Collected data entries
-- Begin --

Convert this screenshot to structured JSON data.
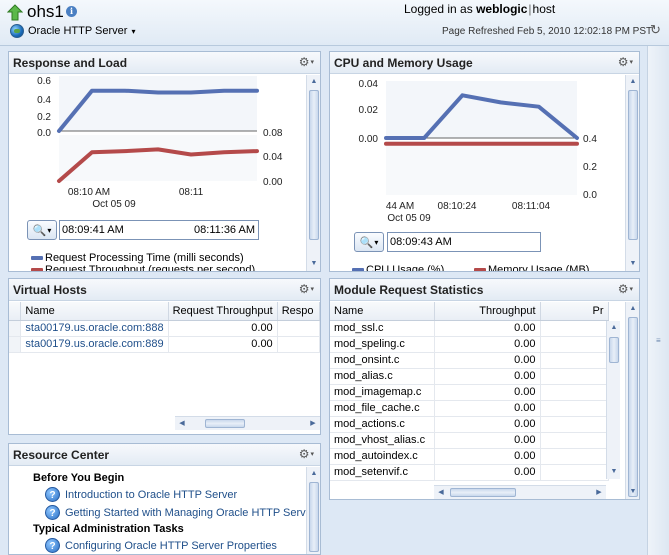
{
  "header": {
    "host_name": "ohs1",
    "target_menu": "Oracle HTTP Server",
    "logged_in_label": "Logged in as",
    "user": "weblogic",
    "separator": "|",
    "host": "host",
    "page_refreshed": "Page Refreshed Feb 5, 2010 12:02:18 PM PST"
  },
  "response_load": {
    "title": "Response and Load",
    "y_left_ticks": [
      "0.6",
      "0.4",
      "0.2",
      "0.0"
    ],
    "y_right_ticks": [
      "0.08",
      "0.04",
      "0.00"
    ],
    "x_ticks": [
      "08:10 AM",
      "08:11"
    ],
    "x_date": "Oct 05 09",
    "range_start": "08:09:41 AM",
    "range_end": "08:11:36 AM",
    "legend": [
      {
        "label": "Request Processing Time (milli seconds)",
        "color": "#5570b3"
      },
      {
        "label": "Request Throughput (requests per second)",
        "color": "#b44a4a"
      }
    ]
  },
  "cpu_memory": {
    "title": "CPU and Memory Usage",
    "y_left_ticks": [
      "0.04",
      "0.02",
      "0.00"
    ],
    "y_right_ticks": [
      "0.4",
      "0.2",
      "0.0"
    ],
    "x_ticks": [
      "44 AM",
      "08:10:24",
      "08:11:04"
    ],
    "x_date": "Oct 05 09",
    "range_start": "08:09:43 AM",
    "legend": [
      {
        "label": "CPU Usage (%)",
        "color": "#5570b3"
      },
      {
        "label": "Memory Usage (MB)",
        "color": "#b44a4a"
      }
    ]
  },
  "chart_data": [
    {
      "type": "line",
      "title": "Response and Load",
      "x": [
        "08:09:41",
        "08:10",
        "08:10:20",
        "08:10:40",
        "08:11",
        "08:11:20",
        "08:11:36"
      ],
      "series": [
        {
          "name": "Request Processing Time (milli seconds)",
          "axis": "left",
          "values": [
            0.0,
            0.44,
            0.44,
            0.42,
            0.42,
            0.44,
            0.44
          ]
        },
        {
          "name": "Request Throughput (requests per second)",
          "axis": "right",
          "values": [
            0.0,
            0.05,
            0.052,
            0.055,
            0.046,
            0.05,
            0.052
          ]
        }
      ],
      "ylim_left": [
        0,
        0.6
      ],
      "ylim_right": [
        0,
        0.08
      ],
      "xlabel": "Oct 05 09"
    },
    {
      "type": "line",
      "title": "CPU and Memory Usage",
      "x": [
        "08:09:43",
        "08:10:04",
        "08:10:24",
        "08:10:44",
        "08:11:04",
        "08:11:24"
      ],
      "series": [
        {
          "name": "CPU Usage (%)",
          "axis": "left",
          "values": [
            0.0,
            0.0,
            0.03,
            0.025,
            0.022,
            0.0
          ]
        },
        {
          "name": "Memory Usage (MB)",
          "axis": "right",
          "values": [
            0.38,
            0.38,
            0.38,
            0.38,
            0.38,
            0.38
          ]
        }
      ],
      "ylim_left": [
        0,
        0.04
      ],
      "ylim_right": [
        0,
        0.4
      ],
      "xlabel": "Oct 05 09"
    }
  ],
  "virtual_hosts": {
    "title": "Virtual Hosts",
    "columns": [
      "Name",
      "Request Throughput",
      "Respo"
    ],
    "rows": [
      {
        "name": "sta00179.us.oracle.com:888",
        "throughput": "0.00"
      },
      {
        "name": "sta00179.us.oracle.com:889",
        "throughput": "0.00"
      }
    ]
  },
  "module_stats": {
    "title": "Module Request Statistics",
    "columns": [
      "Name",
      "Throughput",
      "Pr"
    ],
    "rows": [
      {
        "name": "mod_ssl.c",
        "throughput": "0.00"
      },
      {
        "name": "mod_speling.c",
        "throughput": "0.00"
      },
      {
        "name": "mod_onsint.c",
        "throughput": "0.00"
      },
      {
        "name": "mod_alias.c",
        "throughput": "0.00"
      },
      {
        "name": "mod_imagemap.c",
        "throughput": "0.00"
      },
      {
        "name": "mod_file_cache.c",
        "throughput": "0.00"
      },
      {
        "name": "mod_actions.c",
        "throughput": "0.00"
      },
      {
        "name": "mod_vhost_alias.c",
        "throughput": "0.00"
      },
      {
        "name": "mod_autoindex.c",
        "throughput": "0.00"
      },
      {
        "name": "mod_setenvif.c",
        "throughput": "0.00"
      }
    ]
  },
  "resource_center": {
    "title": "Resource Center",
    "before_begin": "Before You Begin",
    "typical_tasks": "Typical Administration Tasks",
    "links": [
      "Introduction to Oracle HTTP Server",
      "Getting Started with Managing Oracle HTTP Serv",
      "Configuring Oracle HTTP Server Properties"
    ]
  },
  "icons": {
    "gear": "⚙",
    "caret": "▾",
    "refresh": "↻",
    "help": "?",
    "info": "i"
  }
}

-- End --

# WHAT YOU ARE ASKED TO DO
Reproduce all entries without any change, and omit the pictures.

# ANSWER BELOW
Convert this screenshot to structured JSON data.
{
  "header": {
    "host_name": "ohs1",
    "target_menu": "Oracle HTTP Server",
    "logged_in_label": "Logged in as",
    "user": "weblogic",
    "separator": "|",
    "host": "host",
    "page_refreshed": "Page Refreshed Feb 5, 2010 12:02:18 PM PST"
  },
  "response_load": {
    "title": "Response and Load",
    "y_left_ticks": [
      "0.6",
      "0.4",
      "0.2",
      "0.0"
    ],
    "y_right_ticks": [
      "0.08",
      "0.04",
      "0.00"
    ],
    "x_ticks": [
      "08:10 AM",
      "08:11"
    ],
    "x_date": "Oct 05 09",
    "range_start": "08:09:41 AM",
    "range_end": "08:11:36 AM",
    "legend": [
      {
        "label": "Request Processing Time (milli seconds)",
        "color": "#5570b3"
      },
      {
        "label": "Request Throughput (requests per second)",
        "color": "#b44a4a"
      }
    ]
  },
  "cpu_memory": {
    "title": "CPU and Memory Usage",
    "y_left_ticks": [
      "0.04",
      "0.02",
      "0.00"
    ],
    "y_right_ticks": [
      "0.4",
      "0.2",
      "0.0"
    ],
    "x_ticks": [
      "44 AM",
      "08:10:24",
      "08:11:04"
    ],
    "x_date": "Oct 05 09",
    "range_start": "08:09:43 AM",
    "legend": [
      {
        "label": "CPU Usage (%)",
        "color": "#5570b3"
      },
      {
        "label": "Memory Usage (MB)",
        "color": "#b44a4a"
      }
    ]
  },
  "chart_data": [
    {
      "type": "line",
      "title": "Response and Load",
      "x": [
        "08:09:41",
        "08:10",
        "08:10:20",
        "08:10:40",
        "08:11",
        "08:11:20",
        "08:11:36"
      ],
      "series": [
        {
          "name": "Request Processing Time (milli seconds)",
          "axis": "left",
          "values": [
            0.0,
            0.44,
            0.44,
            0.42,
            0.42,
            0.44,
            0.44
          ]
        },
        {
          "name": "Request Throughput (requests per second)",
          "axis": "right",
          "values": [
            0.0,
            0.05,
            0.052,
            0.055,
            0.046,
            0.05,
            0.052
          ]
        }
      ],
      "ylim_left": [
        0,
        0.6
      ],
      "ylim_right": [
        0,
        0.08
      ],
      "xlabel": "Oct 05 09"
    },
    {
      "type": "line",
      "title": "CPU and Memory Usage",
      "x": [
        "08:09:43",
        "08:10:04",
        "08:10:24",
        "08:10:44",
        "08:11:04",
        "08:11:24"
      ],
      "series": [
        {
          "name": "CPU Usage (%)",
          "axis": "left",
          "values": [
            0.0,
            0.0,
            0.03,
            0.025,
            0.022,
            0.0
          ]
        },
        {
          "name": "Memory Usage (MB)",
          "axis": "right",
          "values": [
            0.38,
            0.38,
            0.38,
            0.38,
            0.38,
            0.38
          ]
        }
      ],
      "ylim_left": [
        0,
        0.04
      ],
      "ylim_right": [
        0,
        0.4
      ],
      "xlabel": "Oct 05 09"
    }
  ],
  "virtual_hosts": {
    "title": "Virtual Hosts",
    "columns": [
      "Name",
      "Request Throughput",
      "Respo"
    ],
    "rows": [
      {
        "name": "sta00179.us.oracle.com:888",
        "throughput": "0.00"
      },
      {
        "name": "sta00179.us.oracle.com:889",
        "throughput": "0.00"
      }
    ]
  },
  "module_stats": {
    "title": "Module Request Statistics",
    "columns": [
      "Name",
      "Throughput",
      "Pr"
    ],
    "rows": [
      {
        "name": "mod_ssl.c",
        "throughput": "0.00"
      },
      {
        "name": "mod_speling.c",
        "throughput": "0.00"
      },
      {
        "name": "mod_onsint.c",
        "throughput": "0.00"
      },
      {
        "name": "mod_alias.c",
        "throughput": "0.00"
      },
      {
        "name": "mod_imagemap.c",
        "throughput": "0.00"
      },
      {
        "name": "mod_file_cache.c",
        "throughput": "0.00"
      },
      {
        "name": "mod_actions.c",
        "throughput": "0.00"
      },
      {
        "name": "mod_vhost_alias.c",
        "throughput": "0.00"
      },
      {
        "name": "mod_autoindex.c",
        "throughput": "0.00"
      },
      {
        "name": "mod_setenvif.c",
        "throughput": "0.00"
      }
    ]
  },
  "resource_center": {
    "title": "Resource Center",
    "before_begin": "Before You Begin",
    "typical_tasks": "Typical Administration Tasks",
    "links": [
      "Introduction to Oracle HTTP Server",
      "Getting Started with Managing Oracle HTTP Serv",
      "Configuring Oracle HTTP Server Properties"
    ]
  },
  "icons": {
    "gear": "⚙",
    "caret": "▾",
    "refresh": "↻",
    "help": "?",
    "info": "i"
  }
}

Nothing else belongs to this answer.